- _Work to be completed_
Make an exact transcription of the material, leaving out all images.

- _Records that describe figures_
** start **

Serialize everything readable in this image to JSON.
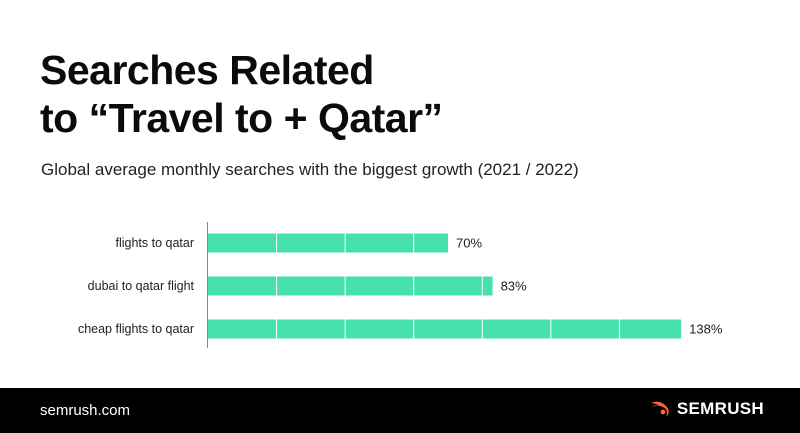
{
  "header": {
    "title_line1": "Searches Related",
    "title_line2": "to “Travel to + Qatar”",
    "subtitle": "Global average monthly searches with the biggest growth (2021 / 2022)"
  },
  "chart_data": {
    "type": "bar",
    "orientation": "horizontal",
    "title": "",
    "categories": [
      "flights to qatar",
      "dubai to qatar flight",
      "cheap flights to qatar"
    ],
    "values": [
      70,
      83,
      138
    ],
    "value_labels": [
      "70%",
      "83%",
      "138%"
    ],
    "unit": "%",
    "xlim": [
      0,
      140
    ],
    "bar_color": "#46e0aa",
    "gridlines": true
  },
  "footer": {
    "site": "semrush.com",
    "brand": "SEMRUSH",
    "brand_icon": "semrush-fire-logo-icon",
    "brand_color": "#ff642d"
  }
}
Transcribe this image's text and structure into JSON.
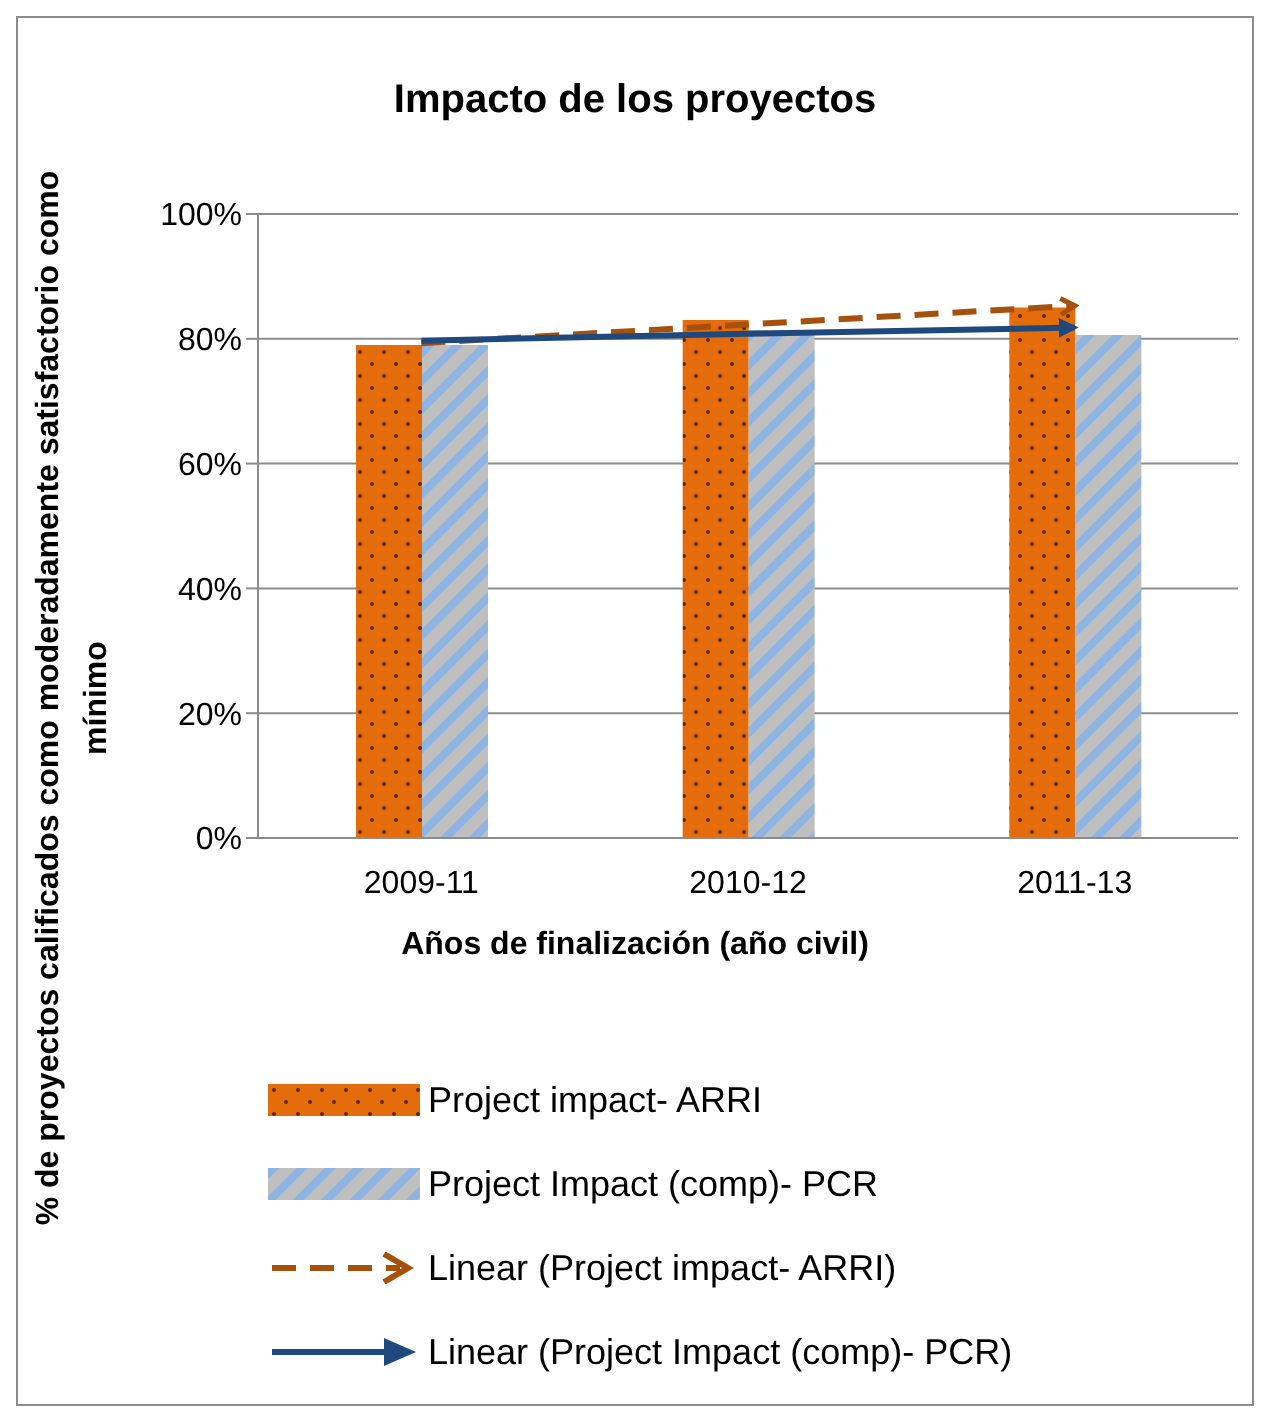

** end **

- _Written reply_
Serialize everything readable in this image to JSON.
{
  "header": {
    "title_line1": "Searches Related",
    "title_line2": "to “Travel to + Qatar”",
    "subtitle": "Global average monthly searches with the biggest growth (2021 / 2022)"
  },
  "chart_data": {
    "type": "bar",
    "orientation": "horizontal",
    "title": "",
    "categories": [
      "flights to qatar",
      "dubai to qatar flight",
      "cheap flights to qatar"
    ],
    "values": [
      70,
      83,
      138
    ],
    "value_labels": [
      "70%",
      "83%",
      "138%"
    ],
    "unit": "%",
    "xlim": [
      0,
      140
    ],
    "bar_color": "#46e0aa",
    "gridlines": true
  },
  "footer": {
    "site": "semrush.com",
    "brand": "SEMRUSH",
    "brand_icon": "semrush-fire-logo-icon",
    "brand_color": "#ff642d"
  }
}
Transcribe this image's text and structure into JSON.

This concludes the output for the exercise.